* **Problem to work on**: Find every line in the records below that holds the word "text", and copy each one.

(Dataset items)
# # #
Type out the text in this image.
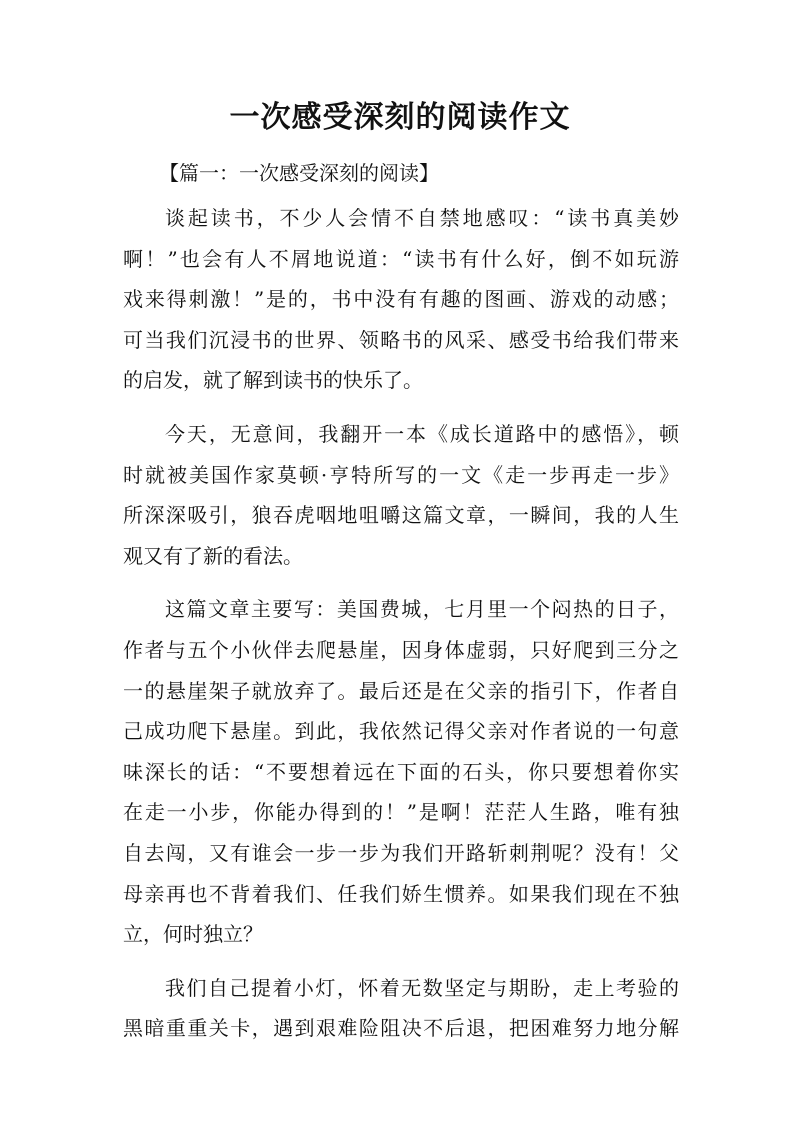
一次感受深刻的阅读作文

【篇一：一次感受深刻的阅读】

谈起读书，不少人会情不自禁地感叹：“读书真美妙
啊！”也会有人不屑地说道：“读书有什么好，倒不如玩游
戏来得刺激！”是的，书中没有有趣的图画、游戏的动感；
可当我们沉浸书的世界、领略书的风采、感受书给我们带来
的启发，就了解到读书的快乐了。
今天，无意间，我翻开一本《成长道路中的感悟》，顿
时就被美国作家莫顿·亨特所写的一文《走一步再走一步》
所深深吸引，狼吞虎咽地咀嚼这篇文章，一瞬间，我的人生
观又有了新的看法。
这篇文章主要写：美国费城，七月里一个闷热的日子，
作者与五个小伙伴去爬悬崖，因身体虚弱，只好爬到三分之
一的悬崖架子就放弃了。最后还是在父亲的指引下，作者自
己成功爬下悬崖。到此，我依然记得父亲对作者说的一句意
味深长的话：“不要想着远在下面的石头，你只要想着你实
在走一小步，你能办得到的！”是啊！茫茫人生路，唯有独
自去闯，又有谁会一步一步为我们开路斩刺荆呢？没有！父
母亲再也不背着我们、任我们娇生惯养。如果我们现在不独
立，何时独立？
我们自己提着小灯，怀着无数坚定与期盼，走上考验的
黑暗重重关卡，遇到艰难险阻决不后退，把困难努力地分解
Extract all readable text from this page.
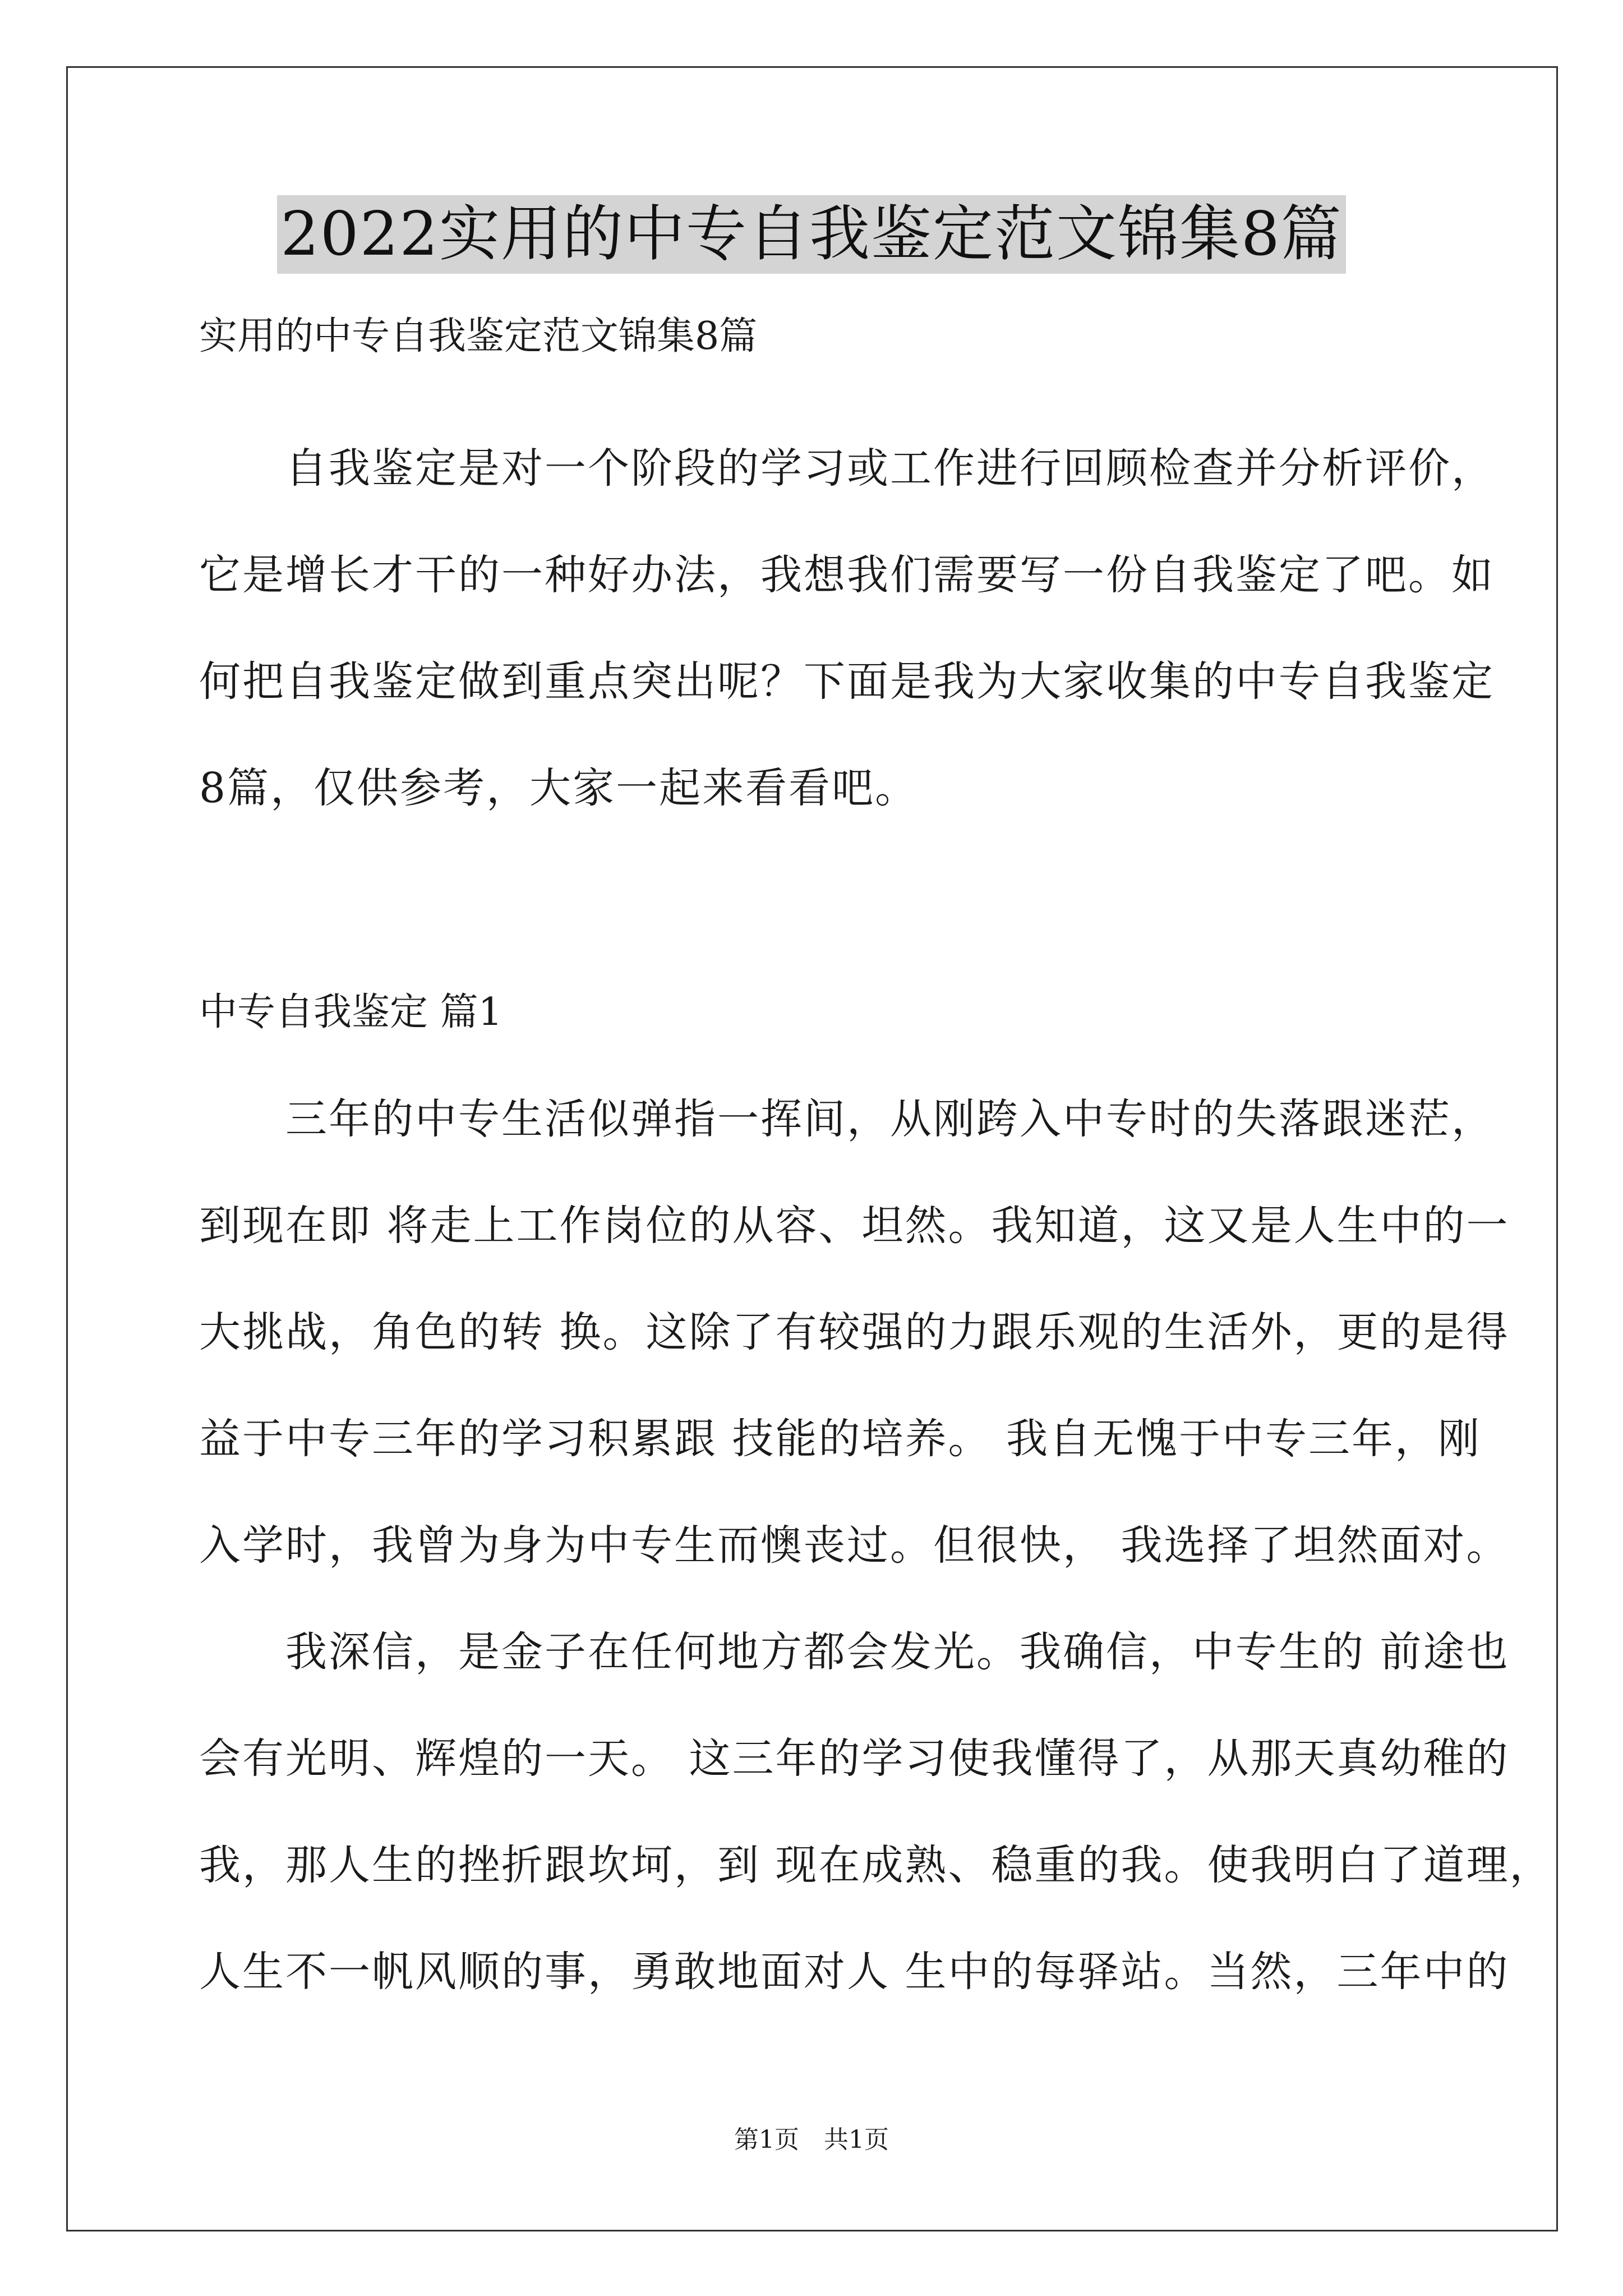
2022实用的中专自我鉴定范文锦集8篇
实用的中专自我鉴定范文锦集8篇
　　自我鉴定是对一个阶段的学习或工作进行回顾检查并分析评价，
它是增长才干的一种好办法，我想我们需要写一份自我鉴定了吧。如
何把自我鉴定做到重点突出呢？下面是我为大家收集的中专自我鉴定
8篇，仅供参考，大家一起来看看吧。
中专自我鉴定 篇1
　　三年的中专生活似弹指一挥间，从刚跨入中专时的失落跟迷茫，
到现在即 将走上工作岗位的从容、坦然。我知道，这又是人生中的一
大挑战，角色的转 换。这除了有较强的力跟乐观的生活外，更的是得
益于中专三年的学习积累跟 技能的培养。 我自无愧于中专三年，刚
入学时，我曾为身为中专生而懊丧过。但很快， 我选择了坦然面对。
　　我深信，是金子在任何地方都会发光。我确信，中专生的 前途也
会有光明、辉煌的一天。 这三年的学习使我懂得了，从那天真幼稚的
我，那人生的挫折跟坎坷，到 现在成熟、稳重的我。使我明白了道理，
人生不一帆风顺的事，勇敢地面对人 生中的每驿站。当然，三年中的
第1页　共1页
# # #
* **Output**:
Type out the text in this image.
Extract all readable text from this page.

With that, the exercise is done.